Discussion of Reading: Open Source Studio


Randall Packer (2015). “The Way of Open Source“ and “The Open Source Artist” from Open Source Studio.

“Creativity as a social process is the common denominator… the act of creation is a social act… a node in a network of relations.” – Vladimir Hafstein, associate professor of folkloristics and ethnology at the University of Iceland

Review the article and its references.

Some questions concerning open source ideology to consider:

  • Why do we think of open source as “utopian,” “free-spirited,” “anarchic,” “risky” or even “impracticable?” What is the fear of open source in an economically-driven society that values and protects proprietary methods?
  • What was the impact of Microsoft founder Bill Gates’ decision to “sell” software in 1976, or Steve Jobs to sell Apple Computers when up until that time it was strictly the domain of hackers and software enthusiasts and hobbyists who built hardware and wrote software purely for purposes of sharing and trading for free.
  • How do the concepts and ideologies of open source thinking impact and shape our study and creation of art? Refer specifically to artworks we have read about in The Open Source Artist.
  • How is art a social activity?
  • How does the content of a work involve communications?
  • How is OSS, based on open source thinking, a platform for peer production that will help catalyze our learning process, both collectively and individually? We will continue to discuss this.

Works for Review: The Open Source Artist

How do artists use techniques of appropriation to create collage work with electronic media.


Anticipating MTV music video of the 1980s, the artist superimposed mass media, dance, rock, and avant-garde performance. A prophet of open source thinking, Paik declared: “If we could compile a weekly TV festival made up of music and dance from every country, and distributed it free-of-charge round the world via the proposed common video market, it would have a phenomenal effect on education and entertainment.”


In Mark Napier’s The Shredder, the artist designed a custom browser that deconstructs or “shreds” Websites, providing the viewer the means to appropriate and generate their own collaged abstraction using the Web as a vast open source repository. The artist has essentially created a tool that resituates the viewer as the protagonist for real-time appropriation. What does this appropriation, remix, and collage reveal about the nature of the Web?

• **Activity 1**:
Answer these questions about the open source reading discussion:
(a) What position does Vladimir Hafstein hold, according to the discussion?
(b) In what year did Bill Gates decide to "sell" software?
(c) What does the custom browser in Mark Napier's The Shredder deconstruct or "shred"?
• **Activity 2**: Pick up the open source reading discussion after its final sentence and continue it.
The listing that follows comes from a separate source, unrelated to the text.

[Data for recognizing document structure]

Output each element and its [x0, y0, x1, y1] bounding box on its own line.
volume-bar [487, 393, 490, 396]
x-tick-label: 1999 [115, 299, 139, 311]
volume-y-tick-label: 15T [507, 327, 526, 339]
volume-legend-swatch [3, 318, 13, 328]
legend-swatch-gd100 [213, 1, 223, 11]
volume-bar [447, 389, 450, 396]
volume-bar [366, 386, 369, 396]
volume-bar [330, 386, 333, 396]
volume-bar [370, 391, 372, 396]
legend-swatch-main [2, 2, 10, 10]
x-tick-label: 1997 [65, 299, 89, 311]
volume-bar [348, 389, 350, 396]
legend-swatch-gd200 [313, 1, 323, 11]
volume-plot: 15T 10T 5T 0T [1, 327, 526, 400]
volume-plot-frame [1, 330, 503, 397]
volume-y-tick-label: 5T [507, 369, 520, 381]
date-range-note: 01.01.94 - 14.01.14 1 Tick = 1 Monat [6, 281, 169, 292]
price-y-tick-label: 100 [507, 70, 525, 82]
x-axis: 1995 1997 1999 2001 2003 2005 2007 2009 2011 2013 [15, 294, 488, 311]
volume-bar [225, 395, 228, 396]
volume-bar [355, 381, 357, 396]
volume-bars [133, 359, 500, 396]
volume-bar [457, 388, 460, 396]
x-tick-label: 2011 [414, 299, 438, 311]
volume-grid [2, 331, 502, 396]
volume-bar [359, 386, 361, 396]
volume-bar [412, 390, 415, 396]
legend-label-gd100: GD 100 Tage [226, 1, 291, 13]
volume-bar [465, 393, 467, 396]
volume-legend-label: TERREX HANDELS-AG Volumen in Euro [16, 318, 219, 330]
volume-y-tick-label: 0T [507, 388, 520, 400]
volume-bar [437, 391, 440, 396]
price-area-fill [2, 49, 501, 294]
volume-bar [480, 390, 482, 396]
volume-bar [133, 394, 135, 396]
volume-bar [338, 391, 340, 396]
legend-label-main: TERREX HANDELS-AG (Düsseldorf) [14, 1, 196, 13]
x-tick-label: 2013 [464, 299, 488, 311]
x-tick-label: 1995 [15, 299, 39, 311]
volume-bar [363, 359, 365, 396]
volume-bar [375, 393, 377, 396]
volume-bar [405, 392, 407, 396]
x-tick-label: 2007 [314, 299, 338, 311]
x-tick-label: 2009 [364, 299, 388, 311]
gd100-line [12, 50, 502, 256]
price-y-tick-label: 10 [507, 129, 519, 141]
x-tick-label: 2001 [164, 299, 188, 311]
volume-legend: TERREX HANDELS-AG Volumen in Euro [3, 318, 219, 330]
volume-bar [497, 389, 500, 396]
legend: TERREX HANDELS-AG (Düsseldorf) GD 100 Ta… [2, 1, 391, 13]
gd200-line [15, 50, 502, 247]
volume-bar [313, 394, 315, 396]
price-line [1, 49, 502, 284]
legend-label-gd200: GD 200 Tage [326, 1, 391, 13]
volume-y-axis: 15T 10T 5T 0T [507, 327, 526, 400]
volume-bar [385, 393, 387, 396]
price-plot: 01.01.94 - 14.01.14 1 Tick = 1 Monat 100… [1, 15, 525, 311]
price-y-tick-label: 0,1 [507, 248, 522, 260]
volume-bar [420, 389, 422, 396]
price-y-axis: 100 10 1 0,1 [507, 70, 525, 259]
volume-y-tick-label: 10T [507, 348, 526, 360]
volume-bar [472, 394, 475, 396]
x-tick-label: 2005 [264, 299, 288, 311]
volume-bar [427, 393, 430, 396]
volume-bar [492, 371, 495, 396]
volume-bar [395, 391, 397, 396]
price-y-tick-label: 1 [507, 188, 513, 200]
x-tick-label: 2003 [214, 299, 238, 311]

• **Answer 1**:
(a) He is an associate professor of folkloristics and ethnology at the University of Iceland.
(b) 1976.
(c) Websites.

• **Answer 2**:
Screenshot 2015-08-07 17.18.11

Mark Amerika (pseudonym), a pioneering digital artist, recently published remixthebook [vi] (2012) with a curated Web exhibition inviting artists to appropriate digital remixes of his book in forms that range from experimental sound to spoken word to video. Amerika suggests that his remixthebook project could be considered “an open content platform for others to use as source material for their own art work, literary creations, 21st century multimedia theory, and/or innovative coursework.”

Artists also use open source sharing to make research available through their Websites and blogs. Artists sites by Jon Cates, Mark Amerika, as well as my own Reportage from the Aesthetic Edge, provide a window that gives open access to the studio and artistic process. These sites use networked space as an arena for experimentation, such as in the fragmented utterances of Cates’ GL1TCH.US[; or Mark Amerika’s Professor VJ, in which the artists are spontaneously testing ideas through experimental writing.

These blogs and Websites point to different ways that artists can open up their work and practice to the world via the Net as a medium for artistic invention and creative writing. In our globally connected world, is it useful for artists to open up their work and process to an online audience?